-- start of INPUT RECORDS --

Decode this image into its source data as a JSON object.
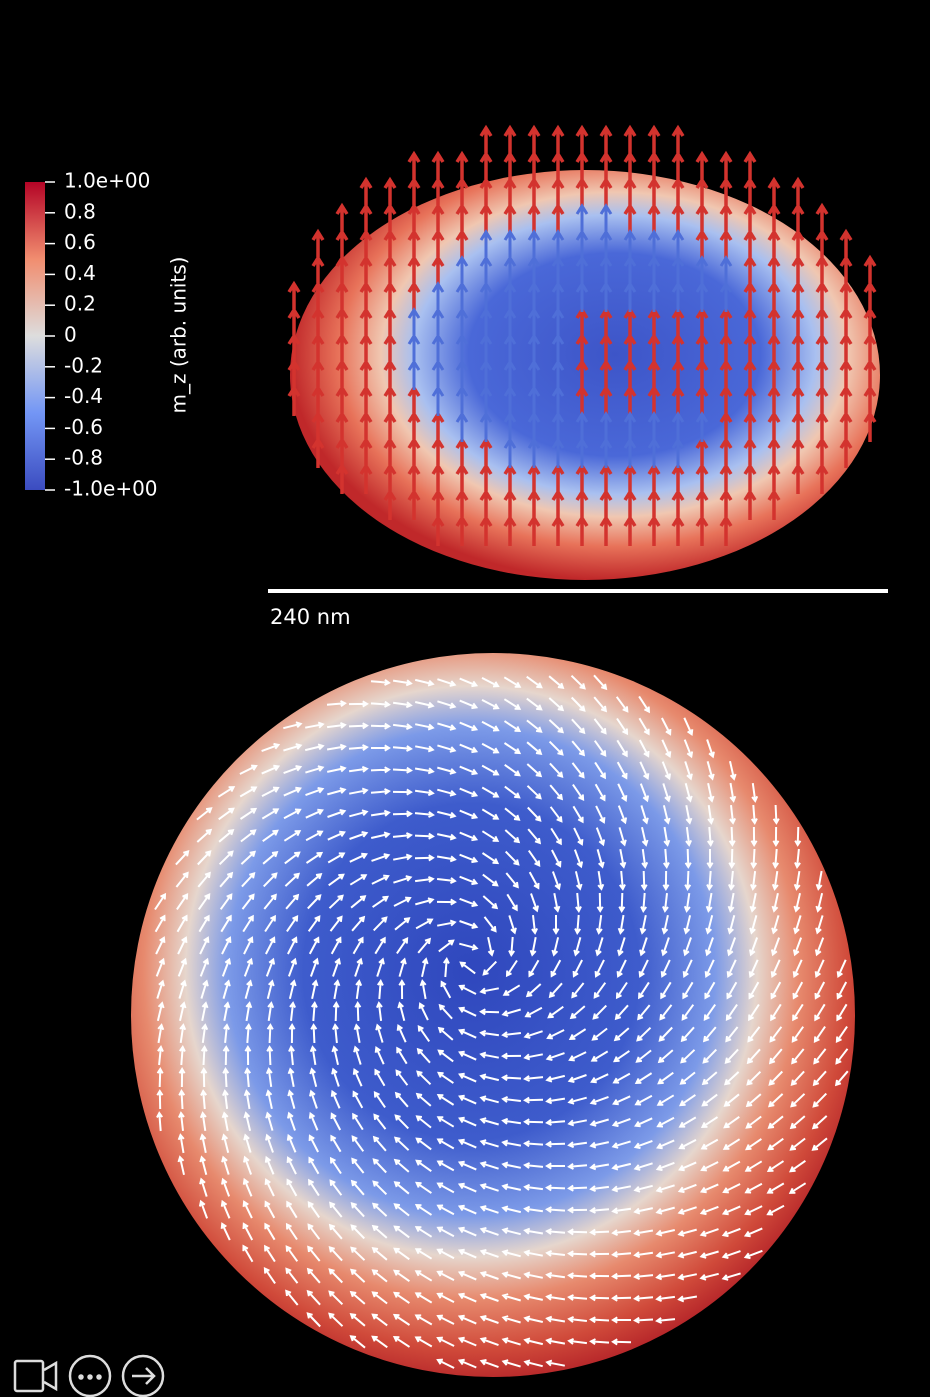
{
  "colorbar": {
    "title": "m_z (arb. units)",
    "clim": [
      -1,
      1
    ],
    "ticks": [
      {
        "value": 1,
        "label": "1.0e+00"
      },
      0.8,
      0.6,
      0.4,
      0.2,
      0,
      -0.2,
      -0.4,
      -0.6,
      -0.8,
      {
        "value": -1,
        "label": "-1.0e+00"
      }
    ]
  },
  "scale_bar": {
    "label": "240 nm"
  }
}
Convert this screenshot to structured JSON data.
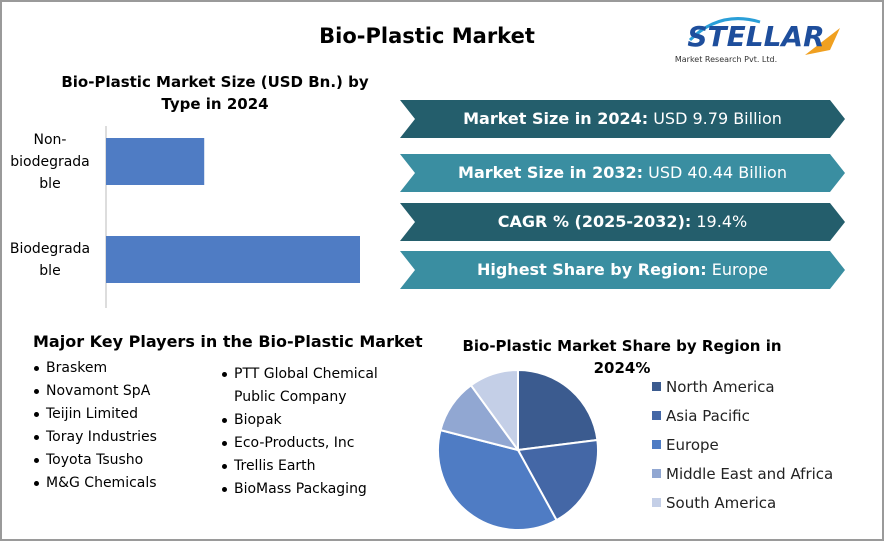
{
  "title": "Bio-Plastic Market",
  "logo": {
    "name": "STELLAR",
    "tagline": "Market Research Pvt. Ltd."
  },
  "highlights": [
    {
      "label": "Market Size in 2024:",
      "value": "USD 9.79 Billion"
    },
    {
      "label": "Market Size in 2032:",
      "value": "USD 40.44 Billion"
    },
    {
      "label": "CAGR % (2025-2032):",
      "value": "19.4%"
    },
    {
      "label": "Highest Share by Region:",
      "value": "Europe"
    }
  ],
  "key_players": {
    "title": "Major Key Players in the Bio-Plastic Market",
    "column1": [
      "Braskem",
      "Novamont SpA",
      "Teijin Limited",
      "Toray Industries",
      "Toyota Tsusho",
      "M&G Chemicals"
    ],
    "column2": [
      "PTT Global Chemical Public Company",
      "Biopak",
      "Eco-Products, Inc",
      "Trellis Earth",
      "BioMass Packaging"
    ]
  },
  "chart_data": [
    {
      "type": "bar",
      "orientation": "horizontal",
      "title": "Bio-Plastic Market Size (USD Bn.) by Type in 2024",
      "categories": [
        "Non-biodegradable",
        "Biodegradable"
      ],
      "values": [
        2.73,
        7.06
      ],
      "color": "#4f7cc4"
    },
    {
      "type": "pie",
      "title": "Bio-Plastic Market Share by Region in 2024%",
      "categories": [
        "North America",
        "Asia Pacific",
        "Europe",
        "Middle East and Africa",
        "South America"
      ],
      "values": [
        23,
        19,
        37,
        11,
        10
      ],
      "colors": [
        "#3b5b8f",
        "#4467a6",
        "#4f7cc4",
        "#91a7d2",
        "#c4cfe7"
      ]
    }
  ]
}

-- end of INPUT RECORDS --

■ PROBLEM DETAILS ■
Using the records given above, list every line that includes the word "JSON".

■ TASK OUTPUT ■
Decode this image into its source data as a JSON object.
Convert this screenshot to structured JSON data.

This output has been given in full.